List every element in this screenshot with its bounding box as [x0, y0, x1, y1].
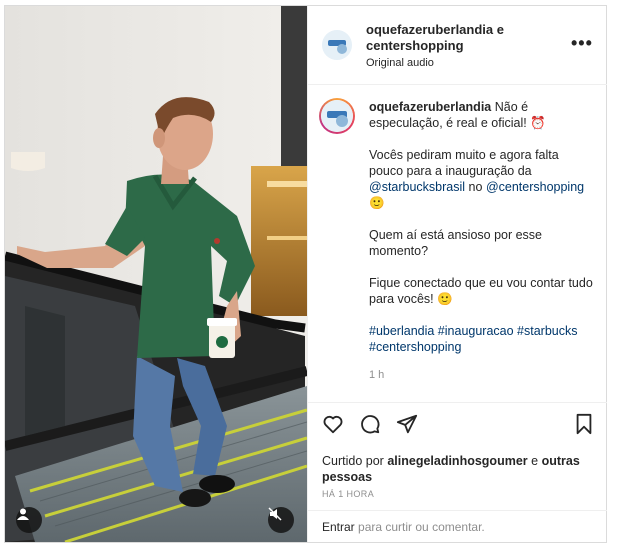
caption-p2-start: Vocês pediram muito e agora falta pouco …: [369, 148, 559, 178]
heart-icon[interactable]: [322, 413, 344, 435]
caption-time[interactable]: 1 h: [369, 369, 384, 381]
audio-label[interactable]: Original audio: [366, 57, 434, 69]
post-header: oquefazeruberlandia e centershopping Ori…: [308, 6, 607, 85]
posted-ago[interactable]: HÁ 1 HORA: [322, 489, 374, 499]
caption-text: oquefazeruberlandia Não é especulação, é…: [369, 99, 593, 371]
video-frame: [5, 6, 307, 542]
comment-prompt: Entrar para curtir ou comentar.: [322, 520, 485, 534]
mute-icon: [268, 507, 282, 521]
account-name[interactable]: oquefazeruberlandia e centershopping: [366, 22, 566, 54]
user-tag-button[interactable]: [16, 507, 42, 533]
post-actions: Curtido por alinegeladinhosgoumer e outr…: [308, 402, 607, 543]
comment-placeholder: para curtir ou comentar.: [358, 520, 485, 534]
likes-prefix: Curtido por: [322, 454, 384, 468]
login-link[interactable]: Entrar: [322, 520, 355, 534]
save-icon[interactable]: [574, 413, 594, 435]
likes-text: Curtido por alinegeladinhosgoumer e outr…: [322, 453, 592, 485]
caption-p4: Fique conectado que eu vou contar tudo p…: [369, 276, 593, 306]
mention-centershopping[interactable]: @centershopping: [486, 180, 584, 194]
caption-p2-mid: no: [468, 180, 483, 194]
caption: oquefazeruberlandia Não é especulação, é…: [308, 85, 607, 401]
caption-p2-end: 🙂: [369, 196, 385, 210]
post-card: oquefazeruberlandia e centershopping Ori…: [4, 5, 607, 543]
likes-mid: e: [531, 454, 539, 468]
mention-starbucksbrasil[interactable]: @starbucksbrasil: [369, 180, 465, 194]
caption-p3: Quem aí está ansioso por esse momento?: [369, 228, 543, 258]
avatar[interactable]: [322, 30, 352, 60]
likes-user[interactable]: alinegeladinhosgoumer: [387, 454, 527, 468]
comment-bar: Entrar para curtir ou comentar.: [308, 510, 607, 544]
share-icon[interactable]: [396, 413, 418, 435]
comment-icon[interactable]: [359, 413, 381, 435]
post-video[interactable]: [5, 6, 307, 542]
post-details: oquefazeruberlandia e centershopping Ori…: [307, 6, 607, 542]
mute-button[interactable]: [268, 507, 294, 533]
caption-avatar[interactable]: [319, 98, 355, 134]
caption-hashtags[interactable]: #uberlandia #inauguracao #starbucks #cen…: [369, 323, 593, 355]
user-tag-icon: [17, 508, 29, 520]
more-icon[interactable]: •••: [571, 34, 593, 52]
caption-username[interactable]: oquefazeruberlandia: [369, 100, 491, 114]
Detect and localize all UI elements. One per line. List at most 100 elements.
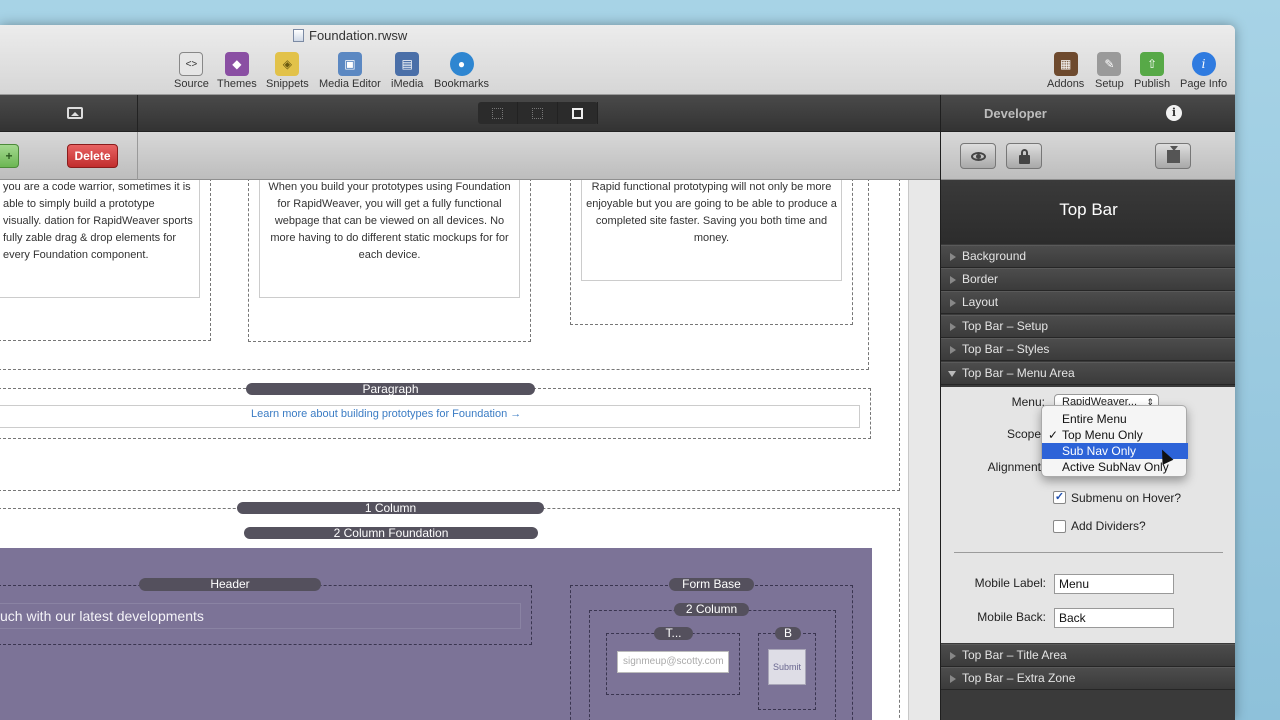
preview-button[interactable] (960, 143, 996, 169)
image-icon[interactable] (67, 107, 83, 119)
scope-option-label: Active SubNav Only (1062, 460, 1169, 474)
toolbar-bookmarks-button[interactable]: ● Bookmarks (434, 52, 489, 90)
email-input[interactable]: signmeup@scotty.com (617, 651, 729, 673)
section-label: Top Bar – Styles (962, 342, 1050, 356)
menu-label: Menu: (1011, 395, 1045, 409)
delete-button[interactable]: Delete (67, 144, 118, 168)
document-icon (293, 29, 304, 42)
app-window: Foundation.rwsw <> Source ◆ Themes ◈ Sni… (0, 25, 1235, 720)
dotted-square-icon (532, 107, 543, 119)
toolbar-setup-button[interactable]: ✎ Setup (1095, 52, 1124, 90)
feature-card-2[interactable]: When you build your prototypes using Fou… (259, 180, 520, 298)
t-column-label[interactable]: T... (654, 627, 693, 640)
learn-more-link[interactable]: Learn more about building prototypes for… (251, 408, 521, 420)
feature-card-3[interactable]: Rapid functional prototyping will not on… (581, 180, 842, 281)
submenu-hover-checkbox[interactable]: ✓ (1053, 491, 1066, 504)
toolbar-imedia-button[interactable]: ▤ iMedia (391, 52, 423, 90)
toolbar-media-editor-button[interactable]: ▣ Media Editor (319, 52, 381, 90)
add-dividers-label: Add Dividers? (1071, 519, 1146, 533)
toolbar-page-info-button[interactable]: i Page Info (1180, 52, 1227, 90)
view-mode-button-1[interactable] (478, 102, 518, 124)
toolbar-addons-button[interactable]: ▦ Addons (1047, 52, 1084, 90)
media-editor-icon: ▣ (337, 52, 362, 76)
page-canvas: you are a code warrior, sometimes it is … (0, 180, 940, 720)
mobile-label-label: Mobile Label: (974, 576, 1046, 590)
snippets-icon: ◈ (275, 52, 300, 76)
square-icon (572, 107, 583, 119)
section-background[interactable]: Background (941, 245, 1235, 268)
eye-icon (971, 152, 986, 161)
scope-option-entire-menu[interactable]: Entire Menu (1042, 411, 1188, 427)
feature-card-1[interactable]: you are a code warrior, sometimes it is … (0, 180, 200, 298)
scope-label: Scope (1006, 427, 1041, 441)
imedia-icon: ▤ (395, 52, 420, 76)
feature-card-1-text: you are a code warrior, sometimes it is … (3, 181, 193, 261)
section-top-bar-extra-zone[interactable]: Top Bar – Extra Zone (941, 667, 1235, 690)
inspector-toolbar (941, 132, 1235, 180)
section-layout[interactable]: Layout (941, 291, 1235, 314)
toolbar-publish-label: Publish (1134, 78, 1171, 90)
section-top-bar-setup[interactable]: Top Bar – Setup (941, 315, 1235, 338)
header-separator (137, 95, 138, 132)
disclosure-triangle-icon (950, 299, 956, 307)
toolbar-addons-label: Addons (1047, 78, 1085, 90)
mobile-back-label: Mobile Back: (977, 610, 1046, 624)
document-title: Foundation.rwsw (293, 28, 407, 43)
scope-option-top-menu-only[interactable]: ✓ Top Menu Only (1042, 427, 1188, 443)
toolbar-snippets-label: Snippets (266, 78, 309, 90)
header-text: uch with our latest developments (0, 608, 204, 624)
section-top-bar-menu-area[interactable]: Top Bar – Menu Area (941, 362, 1235, 385)
section-border[interactable]: Border (941, 268, 1235, 291)
mobile-back-input[interactable]: Back (1054, 608, 1174, 628)
view-mode-switcher (478, 102, 598, 124)
section-label: Top Bar – Menu Area (962, 366, 1075, 380)
lock-button[interactable] (1006, 143, 1042, 169)
action-bar: + Delete (0, 132, 940, 180)
disclosure-triangle-icon (950, 652, 956, 660)
addons-icon: ▦ (1053, 52, 1078, 76)
toolbar-media-editor-label: Media Editor (319, 78, 381, 90)
info-icon[interactable]: i (1166, 105, 1182, 121)
toolbar-source-button[interactable]: <> Source (174, 52, 209, 90)
panel-title-bar: Top Bar (941, 180, 1235, 244)
feature-card-2-text: When you build your prototypes using Fou… (268, 181, 511, 261)
form-base-label[interactable]: Form Base (669, 578, 754, 591)
toolbar-publish-button[interactable]: ⇧ Publish (1134, 52, 1170, 90)
header-label[interactable]: Header (139, 578, 321, 591)
section-label: Layout (962, 295, 999, 309)
toolbar-bookmarks-label: Bookmarks (434, 78, 490, 90)
view-mode-button-2[interactable] (518, 102, 558, 124)
export-button[interactable] (1155, 143, 1191, 169)
dotted-square-icon (492, 107, 503, 119)
alignment-label: Alignment (987, 460, 1041, 474)
one-column-label[interactable]: 1 Column (237, 502, 544, 514)
document-title-text: Foundation.rwsw (309, 28, 408, 43)
scope-option-label: Entire Menu (1062, 412, 1127, 426)
feature-card-3-text: Rapid functional prototyping will not on… (586, 181, 837, 244)
disclosure-triangle-icon (950, 253, 956, 261)
toolbar-snippets-button[interactable]: ◈ Snippets (266, 52, 309, 90)
view-mode-button-3[interactable] (558, 102, 598, 124)
section-label: Top Bar – Extra Zone (962, 671, 1076, 685)
two-column-foundation-label[interactable]: 2 Column Foundation (244, 527, 538, 539)
inspector-empty-area (941, 690, 1235, 720)
mobile-label-input[interactable]: Menu (1054, 574, 1174, 594)
section-label: Top Bar – Title Area (962, 648, 1067, 662)
section-top-bar-styles[interactable]: Top Bar – Styles (941, 338, 1235, 361)
add-dividers-checkbox[interactable] (1053, 520, 1066, 533)
package-icon (1167, 146, 1180, 163)
disclosure-triangle-open-icon (948, 371, 956, 377)
add-button[interactable]: + (0, 144, 19, 168)
toolbar-setup-label: Setup (1095, 78, 1124, 90)
toolbar-themes-label: Themes (217, 78, 257, 90)
b-column-label[interactable]: B (775, 627, 801, 640)
toolbar-themes-button[interactable]: ◆ Themes (217, 52, 257, 90)
paragraph-label[interactable]: Paragraph (246, 383, 535, 395)
panel-title: Top Bar (1059, 200, 1118, 219)
canvas-margin (908, 180, 940, 720)
submenu-hover-label: Submenu on Hover? (1071, 491, 1182, 505)
editor-header-bar (0, 95, 940, 132)
two-column-label[interactable]: 2 Column (674, 603, 749, 616)
section-top-bar-title-area[interactable]: Top Bar – Title Area (941, 644, 1235, 667)
submit-button[interactable]: Submit (768, 649, 806, 685)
- - - - - - -
Copy out verbatim the part of the listing that opens with the line containing "caption-p2-start: Vocês pediram" and closes with the line containing "caption-p2-mid: no: [468, 180, 483, 194]", including both of those lines.

caption-p2-start: Vocês pediram muito e agora falta pouco …: [369, 148, 559, 178]
heart-icon[interactable]: [322, 413, 344, 435]
caption-time[interactable]: 1 h: [369, 369, 384, 381]
audio-label[interactable]: Original audio: [366, 57, 434, 69]
post-header: oquefazeruberlandia e centershopping Ori…: [308, 6, 607, 85]
posted-ago[interactable]: HÁ 1 HORA: [322, 489, 374, 499]
caption-text: oquefazeruberlandia Não é especulação, é…: [369, 99, 593, 371]
video-frame: [5, 6, 307, 542]
comment-prompt: Entrar para curtir ou comentar.: [322, 520, 485, 534]
mute-icon: [268, 507, 282, 521]
account-name[interactable]: oquefazeruberlandia e centershopping: [366, 22, 566, 54]
user-tag-button[interactable]: [16, 507, 42, 533]
post-actions: Curtido por alinegeladinhosgoumer e outr…: [308, 402, 607, 543]
comment-placeholder: para curtir ou comentar.: [358, 520, 485, 534]
likes-prefix: Curtido por: [322, 454, 384, 468]
login-link[interactable]: Entrar: [322, 520, 355, 534]
save-icon[interactable]: [574, 413, 594, 435]
likes-text: Curtido por alinegeladinhosgoumer e outr…: [322, 453, 592, 485]
caption-p4: Fique conectado que eu vou contar tudo p…: [369, 276, 593, 306]
mention-centershopping[interactable]: @centershopping: [486, 180, 584, 194]
caption-p2-mid: no: [468, 180, 483, 194]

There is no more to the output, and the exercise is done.